──────── Given data

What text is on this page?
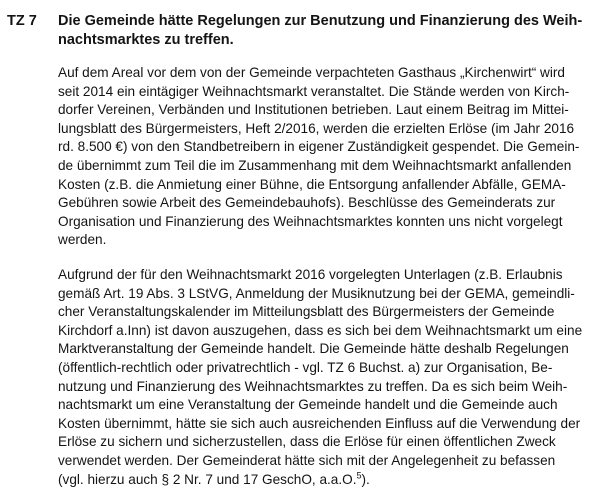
TZ 7 Die Gemeinde hätte Regelungen zur Benutzung und Finanzierung des Weih-
nachtsmarktes zu treffen.
Auf dem Areal vor dem von der Gemeinde verpachteten Gasthaus „Kirchenwirt“ wird
seit 2014 ein eintägiger Weihnachtsmarkt veranstaltet. Die Stände werden von Kirch-
dorfer Vereinen, Verbänden und Institutionen betrieben. Laut einem Beitrag im Mittei-
lungsblatt des Bürgermeisters, Heft 2/2016, werden die erzielten Erlöse (im Jahr 2016
rd. 8.500 €) von den Standbetreibern in eigener Zuständigkeit gespendet. Die Gemein-
de übernimmt zum Teil die im Zusammenhang mit dem Weihnachtsmarkt anfallenden
Kosten (z.B. die Anmietung einer Bühne, die Entsorgung anfallender Abfälle, GEMA-
Gebühren sowie Arbeit des Gemeindebauhofs). Beschlüsse des Gemeinderats zur
Organisation und Finanzierung des Weihnachtsmarktes konnten uns nicht vorgelegt
werden.
Aufgrund der für den Weihnachtsmarkt 2016 vorgelegten Unterlagen (z.B. Erlaubnis
gemäß Art. 19 Abs. 3 LStVG, Anmeldung der Musiknutzung bei der GEMA, gemeindli-
cher Veranstaltungskalender im Mitteilungsblatt des Bürgermeisters der Gemeinde
Kirchdorf a.Inn) ist davon auszugehen, dass es sich bei dem Weihnachtsmarkt um eine
Marktveranstaltung der Gemeinde handelt. Die Gemeinde hätte deshalb Regelungen
(öffentlich-rechtlich oder privatrechtlich - vgl. TZ 6 Buchst. a) zur Organisation, Be-
nutzung und Finanzierung des Weihnachtsmarktes zu treffen. Da es sich beim Weih-
nachtsmarkt um eine Veranstaltung der Gemeinde handelt und die Gemeinde auch
Kosten übernimmt, hätte sie sich auch ausreichenden Einfluss auf die Verwendung der
Erlöse zu sichern und sicherzustellen, dass die Erlöse für einen öffentlichen Zweck
verwendet werden. Der Gemeinderat hätte sich mit der Angelegenheit zu befassen
(vgl. hierzu auch § 2 Nr. 7 und 17 GeschO, a.a.O.$^5$).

────────────────

_Request_: Copy out the records above in full, exactly as written, but not the pictures.

_Solved exercise_:
What text is on this page?
TZ 7 Die Gemeinde hätte Regelungen zur Benutzung und Finanzierung des Weih-
nachtsmarktes zu treffen.
Auf dem Areal vor dem von der Gemeinde verpachteten Gasthaus „Kirchenwirt“ wird
seit 2014 ein eintägiger Weihnachtsmarkt veranstaltet. Die Stände werden von Kirch-
dorfer Vereinen, Verbänden und Institutionen betrieben. Laut einem Beitrag im Mittei-
lungsblatt des Bürgermeisters, Heft 2/2016, werden die erzielten Erlöse (im Jahr 2016
rd. 8.500 €) von den Standbetreibern in eigener Zuständigkeit gespendet. Die Gemein-
de übernimmt zum Teil die im Zusammenhang mit dem Weihnachtsmarkt anfallenden
Kosten (z.B. die Anmietung einer Bühne, die Entsorgung anfallender Abfälle, GEMA-
Gebühren sowie Arbeit des Gemeindebauhofs). Beschlüsse des Gemeinderats zur
Organisation und Finanzierung des Weihnachtsmarktes konnten uns nicht vorgelegt
werden.
Aufgrund der für den Weihnachtsmarkt 2016 vorgelegten Unterlagen (z.B. Erlaubnis
gemäß Art. 19 Abs. 3 LStVG, Anmeldung der Musiknutzung bei der GEMA, gemeindli-
cher Veranstaltungskalender im Mitteilungsblatt des Bürgermeisters der Gemeinde
Kirchdorf a.Inn) ist davon auszugehen, dass es sich bei dem Weihnachtsmarkt um eine
Marktveranstaltung der Gemeinde handelt. Die Gemeinde hätte deshalb Regelungen
(öffentlich-rechtlich oder privatrechtlich - vgl. TZ 6 Buchst. a) zur Organisation, Be-
nutzung und Finanzierung des Weihnachtsmarktes zu treffen. Da es sich beim Weih-
nachtsmarkt um eine Veranstaltung der Gemeinde handelt und die Gemeinde auch
Kosten übernimmt, hätte sie sich auch ausreichenden Einfluss auf die Verwendung der
Erlöse zu sichern und sicherzustellen, dass die Erlöse für einen öffentlichen Zweck
verwendet werden. Der Gemeinderat hätte sich mit der Angelegenheit zu befassen
(vgl. hierzu auch § 2 Nr. 7 und 17 GeschO, a.a.O.$^5$).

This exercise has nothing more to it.